[START Extracted records]
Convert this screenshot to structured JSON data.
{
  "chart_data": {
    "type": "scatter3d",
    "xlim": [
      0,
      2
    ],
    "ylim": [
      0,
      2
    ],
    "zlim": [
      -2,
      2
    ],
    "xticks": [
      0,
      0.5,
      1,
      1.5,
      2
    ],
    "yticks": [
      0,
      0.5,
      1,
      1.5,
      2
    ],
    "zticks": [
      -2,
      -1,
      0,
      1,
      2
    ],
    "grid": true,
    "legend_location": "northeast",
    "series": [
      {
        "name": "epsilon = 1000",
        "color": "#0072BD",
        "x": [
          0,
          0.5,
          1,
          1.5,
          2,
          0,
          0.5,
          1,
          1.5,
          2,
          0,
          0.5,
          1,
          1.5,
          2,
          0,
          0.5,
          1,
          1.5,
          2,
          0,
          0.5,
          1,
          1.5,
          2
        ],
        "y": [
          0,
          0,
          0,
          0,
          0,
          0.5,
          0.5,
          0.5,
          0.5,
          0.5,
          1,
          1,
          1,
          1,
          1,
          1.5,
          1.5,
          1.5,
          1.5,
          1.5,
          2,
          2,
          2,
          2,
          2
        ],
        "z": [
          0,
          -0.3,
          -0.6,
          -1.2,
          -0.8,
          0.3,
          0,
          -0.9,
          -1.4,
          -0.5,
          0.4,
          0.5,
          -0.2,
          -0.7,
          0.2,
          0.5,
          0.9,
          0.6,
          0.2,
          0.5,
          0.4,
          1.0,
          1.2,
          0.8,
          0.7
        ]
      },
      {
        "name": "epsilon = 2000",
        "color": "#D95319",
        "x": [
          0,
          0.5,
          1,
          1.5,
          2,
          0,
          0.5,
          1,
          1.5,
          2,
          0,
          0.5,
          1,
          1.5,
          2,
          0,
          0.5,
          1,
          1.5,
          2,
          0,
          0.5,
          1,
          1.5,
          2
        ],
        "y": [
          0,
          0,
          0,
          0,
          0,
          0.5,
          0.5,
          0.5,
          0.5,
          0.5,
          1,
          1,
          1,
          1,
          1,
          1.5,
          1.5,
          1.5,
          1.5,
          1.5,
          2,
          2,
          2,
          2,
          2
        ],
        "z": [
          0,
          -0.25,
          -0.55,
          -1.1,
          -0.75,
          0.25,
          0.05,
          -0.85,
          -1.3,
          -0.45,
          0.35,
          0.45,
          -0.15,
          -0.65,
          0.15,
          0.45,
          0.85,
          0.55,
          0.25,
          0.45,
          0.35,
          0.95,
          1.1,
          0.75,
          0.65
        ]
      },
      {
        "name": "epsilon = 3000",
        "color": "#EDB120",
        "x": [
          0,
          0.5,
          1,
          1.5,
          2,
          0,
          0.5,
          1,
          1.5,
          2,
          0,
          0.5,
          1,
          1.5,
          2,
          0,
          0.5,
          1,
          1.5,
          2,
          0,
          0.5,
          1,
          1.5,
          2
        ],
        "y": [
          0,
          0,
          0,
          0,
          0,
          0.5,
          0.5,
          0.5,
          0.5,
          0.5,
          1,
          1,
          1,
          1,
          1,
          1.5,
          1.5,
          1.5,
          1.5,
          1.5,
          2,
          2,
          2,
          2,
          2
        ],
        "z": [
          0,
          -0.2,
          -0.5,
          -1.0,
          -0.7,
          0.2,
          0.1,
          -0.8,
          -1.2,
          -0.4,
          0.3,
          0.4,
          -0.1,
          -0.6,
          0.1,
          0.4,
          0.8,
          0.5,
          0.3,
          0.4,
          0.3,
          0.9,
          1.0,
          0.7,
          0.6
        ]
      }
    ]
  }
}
[END Extracted records]
Select every line above that contains the word "name", and copy it.

→ **Answer for the task**:
        "name": "epsilon = 1000",
        "name": "epsilon = 2000",
        "name": "epsilon = 3000",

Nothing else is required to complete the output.